Dataset items
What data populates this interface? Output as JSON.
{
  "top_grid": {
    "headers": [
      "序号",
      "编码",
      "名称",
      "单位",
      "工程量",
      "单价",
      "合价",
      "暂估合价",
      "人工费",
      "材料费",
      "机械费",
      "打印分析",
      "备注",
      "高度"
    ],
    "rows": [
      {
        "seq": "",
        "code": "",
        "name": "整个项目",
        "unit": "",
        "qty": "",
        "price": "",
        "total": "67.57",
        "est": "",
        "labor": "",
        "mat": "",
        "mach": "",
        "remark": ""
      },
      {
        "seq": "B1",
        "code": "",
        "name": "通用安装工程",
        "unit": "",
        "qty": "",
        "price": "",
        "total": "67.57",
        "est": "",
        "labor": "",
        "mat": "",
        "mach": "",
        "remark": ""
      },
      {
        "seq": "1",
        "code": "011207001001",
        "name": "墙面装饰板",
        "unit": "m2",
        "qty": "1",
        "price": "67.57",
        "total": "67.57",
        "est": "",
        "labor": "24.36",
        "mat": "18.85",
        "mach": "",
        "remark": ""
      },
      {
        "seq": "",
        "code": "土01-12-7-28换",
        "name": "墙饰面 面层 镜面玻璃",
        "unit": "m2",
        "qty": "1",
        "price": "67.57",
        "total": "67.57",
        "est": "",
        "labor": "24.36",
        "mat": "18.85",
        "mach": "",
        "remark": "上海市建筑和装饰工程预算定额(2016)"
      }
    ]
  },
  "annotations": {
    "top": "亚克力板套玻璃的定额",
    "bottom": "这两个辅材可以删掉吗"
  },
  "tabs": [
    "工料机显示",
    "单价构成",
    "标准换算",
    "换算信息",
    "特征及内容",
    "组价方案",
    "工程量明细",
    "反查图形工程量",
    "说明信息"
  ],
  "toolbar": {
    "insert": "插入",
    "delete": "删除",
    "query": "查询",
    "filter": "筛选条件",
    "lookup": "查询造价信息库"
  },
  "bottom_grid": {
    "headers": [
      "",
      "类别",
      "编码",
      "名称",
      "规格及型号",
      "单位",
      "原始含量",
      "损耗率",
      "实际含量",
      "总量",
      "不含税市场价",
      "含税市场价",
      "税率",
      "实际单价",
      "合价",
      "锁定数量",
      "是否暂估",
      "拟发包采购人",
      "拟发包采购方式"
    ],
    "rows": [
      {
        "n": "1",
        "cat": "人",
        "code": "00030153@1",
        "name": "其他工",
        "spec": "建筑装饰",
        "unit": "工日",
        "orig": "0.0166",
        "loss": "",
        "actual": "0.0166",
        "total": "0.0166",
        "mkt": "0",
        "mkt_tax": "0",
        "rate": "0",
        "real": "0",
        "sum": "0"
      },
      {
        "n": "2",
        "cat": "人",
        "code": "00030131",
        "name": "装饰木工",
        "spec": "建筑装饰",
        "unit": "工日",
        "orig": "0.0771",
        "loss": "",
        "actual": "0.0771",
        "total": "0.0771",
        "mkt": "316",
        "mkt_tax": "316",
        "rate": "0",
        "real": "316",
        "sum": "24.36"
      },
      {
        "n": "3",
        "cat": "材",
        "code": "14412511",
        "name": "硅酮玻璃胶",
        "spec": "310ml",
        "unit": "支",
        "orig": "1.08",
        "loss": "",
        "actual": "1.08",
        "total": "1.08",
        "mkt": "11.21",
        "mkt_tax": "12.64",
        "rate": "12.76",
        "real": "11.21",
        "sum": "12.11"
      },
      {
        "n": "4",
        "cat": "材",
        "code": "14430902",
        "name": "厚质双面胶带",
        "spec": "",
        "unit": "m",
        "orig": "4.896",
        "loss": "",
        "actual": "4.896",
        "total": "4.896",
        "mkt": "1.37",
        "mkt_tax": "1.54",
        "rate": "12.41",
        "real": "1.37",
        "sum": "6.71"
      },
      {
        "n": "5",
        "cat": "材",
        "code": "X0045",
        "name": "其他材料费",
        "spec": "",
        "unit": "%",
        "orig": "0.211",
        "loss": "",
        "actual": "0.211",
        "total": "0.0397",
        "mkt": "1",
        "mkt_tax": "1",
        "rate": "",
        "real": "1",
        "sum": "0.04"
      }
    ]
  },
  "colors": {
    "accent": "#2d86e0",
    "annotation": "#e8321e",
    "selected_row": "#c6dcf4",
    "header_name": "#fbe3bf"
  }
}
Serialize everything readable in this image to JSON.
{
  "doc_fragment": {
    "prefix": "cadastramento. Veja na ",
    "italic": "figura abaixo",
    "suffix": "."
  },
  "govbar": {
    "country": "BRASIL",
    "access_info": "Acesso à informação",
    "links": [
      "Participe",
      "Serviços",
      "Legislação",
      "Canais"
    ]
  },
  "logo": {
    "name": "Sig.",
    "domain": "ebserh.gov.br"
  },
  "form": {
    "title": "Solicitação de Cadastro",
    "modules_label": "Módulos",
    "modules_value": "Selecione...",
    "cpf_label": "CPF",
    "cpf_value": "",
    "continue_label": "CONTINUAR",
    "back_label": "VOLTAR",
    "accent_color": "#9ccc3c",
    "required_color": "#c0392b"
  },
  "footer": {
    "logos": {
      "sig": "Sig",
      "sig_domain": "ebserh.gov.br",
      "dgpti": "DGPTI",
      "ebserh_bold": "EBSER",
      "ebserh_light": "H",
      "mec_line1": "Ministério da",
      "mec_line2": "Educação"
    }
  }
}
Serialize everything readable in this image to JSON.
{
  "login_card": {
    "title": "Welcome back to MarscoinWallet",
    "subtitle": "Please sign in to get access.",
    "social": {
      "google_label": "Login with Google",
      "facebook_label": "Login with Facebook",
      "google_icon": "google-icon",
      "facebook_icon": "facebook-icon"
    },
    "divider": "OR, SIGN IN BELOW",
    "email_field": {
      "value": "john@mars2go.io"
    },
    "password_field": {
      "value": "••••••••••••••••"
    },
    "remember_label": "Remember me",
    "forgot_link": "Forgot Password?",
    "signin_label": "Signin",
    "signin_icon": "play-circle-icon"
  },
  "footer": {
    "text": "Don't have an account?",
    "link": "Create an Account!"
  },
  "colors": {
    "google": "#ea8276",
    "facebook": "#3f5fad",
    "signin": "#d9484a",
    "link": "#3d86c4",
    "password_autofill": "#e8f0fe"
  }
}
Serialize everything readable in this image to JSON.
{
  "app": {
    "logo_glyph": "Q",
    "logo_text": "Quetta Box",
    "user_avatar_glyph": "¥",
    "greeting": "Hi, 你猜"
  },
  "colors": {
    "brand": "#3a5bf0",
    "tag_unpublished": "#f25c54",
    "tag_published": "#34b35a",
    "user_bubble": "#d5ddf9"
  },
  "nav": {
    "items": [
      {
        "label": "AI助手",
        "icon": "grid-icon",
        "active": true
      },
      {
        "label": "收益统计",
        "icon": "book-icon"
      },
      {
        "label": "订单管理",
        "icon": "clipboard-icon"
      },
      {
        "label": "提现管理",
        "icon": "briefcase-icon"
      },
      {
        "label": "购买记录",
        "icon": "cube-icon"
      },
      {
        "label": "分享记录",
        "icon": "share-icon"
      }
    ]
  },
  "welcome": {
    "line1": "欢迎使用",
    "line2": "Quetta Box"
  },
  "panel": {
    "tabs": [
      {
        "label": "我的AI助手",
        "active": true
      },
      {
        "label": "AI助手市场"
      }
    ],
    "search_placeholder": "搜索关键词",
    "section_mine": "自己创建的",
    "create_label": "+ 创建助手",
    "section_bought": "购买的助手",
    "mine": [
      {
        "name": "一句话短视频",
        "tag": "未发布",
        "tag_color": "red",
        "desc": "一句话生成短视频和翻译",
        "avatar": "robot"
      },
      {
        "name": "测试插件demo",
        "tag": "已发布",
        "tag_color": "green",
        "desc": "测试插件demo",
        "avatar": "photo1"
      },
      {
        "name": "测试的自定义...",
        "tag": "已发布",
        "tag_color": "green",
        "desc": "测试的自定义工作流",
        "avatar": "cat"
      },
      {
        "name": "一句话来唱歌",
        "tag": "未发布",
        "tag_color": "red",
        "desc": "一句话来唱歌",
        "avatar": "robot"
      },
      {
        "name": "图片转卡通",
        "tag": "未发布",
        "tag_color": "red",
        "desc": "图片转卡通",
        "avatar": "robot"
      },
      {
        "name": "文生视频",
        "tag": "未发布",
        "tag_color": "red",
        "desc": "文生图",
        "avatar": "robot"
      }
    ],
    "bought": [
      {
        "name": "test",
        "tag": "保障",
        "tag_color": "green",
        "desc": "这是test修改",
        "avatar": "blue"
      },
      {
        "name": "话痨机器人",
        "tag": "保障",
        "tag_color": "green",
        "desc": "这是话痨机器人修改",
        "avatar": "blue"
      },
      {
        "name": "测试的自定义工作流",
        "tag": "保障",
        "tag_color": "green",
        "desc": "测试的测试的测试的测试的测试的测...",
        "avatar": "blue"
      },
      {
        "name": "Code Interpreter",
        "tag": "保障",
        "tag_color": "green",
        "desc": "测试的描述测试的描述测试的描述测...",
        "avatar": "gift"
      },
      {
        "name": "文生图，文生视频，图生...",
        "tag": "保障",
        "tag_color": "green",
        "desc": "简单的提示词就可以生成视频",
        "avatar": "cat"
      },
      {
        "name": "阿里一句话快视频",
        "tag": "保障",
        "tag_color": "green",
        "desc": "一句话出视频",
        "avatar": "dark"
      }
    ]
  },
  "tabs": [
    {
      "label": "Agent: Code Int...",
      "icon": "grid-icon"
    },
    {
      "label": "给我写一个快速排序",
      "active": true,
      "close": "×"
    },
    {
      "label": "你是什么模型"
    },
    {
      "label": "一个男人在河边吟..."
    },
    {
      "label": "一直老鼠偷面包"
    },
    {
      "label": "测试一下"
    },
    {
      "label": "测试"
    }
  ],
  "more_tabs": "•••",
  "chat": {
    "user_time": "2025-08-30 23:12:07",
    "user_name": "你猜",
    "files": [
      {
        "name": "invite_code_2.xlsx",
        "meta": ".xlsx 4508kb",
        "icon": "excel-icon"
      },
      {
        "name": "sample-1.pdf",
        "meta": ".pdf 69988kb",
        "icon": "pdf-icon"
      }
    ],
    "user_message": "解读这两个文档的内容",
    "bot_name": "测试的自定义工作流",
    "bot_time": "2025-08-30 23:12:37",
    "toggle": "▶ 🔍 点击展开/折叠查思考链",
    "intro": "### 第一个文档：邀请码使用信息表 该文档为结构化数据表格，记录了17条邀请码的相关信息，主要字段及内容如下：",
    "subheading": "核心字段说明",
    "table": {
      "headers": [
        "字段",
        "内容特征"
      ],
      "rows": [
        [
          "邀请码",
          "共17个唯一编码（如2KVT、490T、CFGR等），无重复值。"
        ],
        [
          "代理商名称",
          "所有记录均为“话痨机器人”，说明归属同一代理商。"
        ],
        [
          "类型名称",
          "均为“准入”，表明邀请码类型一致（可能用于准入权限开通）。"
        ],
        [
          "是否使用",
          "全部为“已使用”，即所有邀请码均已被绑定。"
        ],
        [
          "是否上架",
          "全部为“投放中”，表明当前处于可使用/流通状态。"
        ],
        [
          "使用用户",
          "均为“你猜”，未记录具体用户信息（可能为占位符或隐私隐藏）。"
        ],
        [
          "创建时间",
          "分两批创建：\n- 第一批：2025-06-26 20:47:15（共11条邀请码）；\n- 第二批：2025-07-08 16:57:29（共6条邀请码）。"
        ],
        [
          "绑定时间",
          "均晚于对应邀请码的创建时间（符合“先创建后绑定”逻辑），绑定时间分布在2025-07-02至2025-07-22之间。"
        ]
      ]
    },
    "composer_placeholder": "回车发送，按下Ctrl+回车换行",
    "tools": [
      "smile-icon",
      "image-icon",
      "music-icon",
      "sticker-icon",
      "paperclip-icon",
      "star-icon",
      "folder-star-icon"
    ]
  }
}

■ Task statement: Find the lines above that include the string "测试的自定义工作流" and copy them.

■ Task solution:
        "desc": "测试的自定义工作流",
        "name": "测试的自定义工作流",
    "bot_name": "测试的自定义工作流",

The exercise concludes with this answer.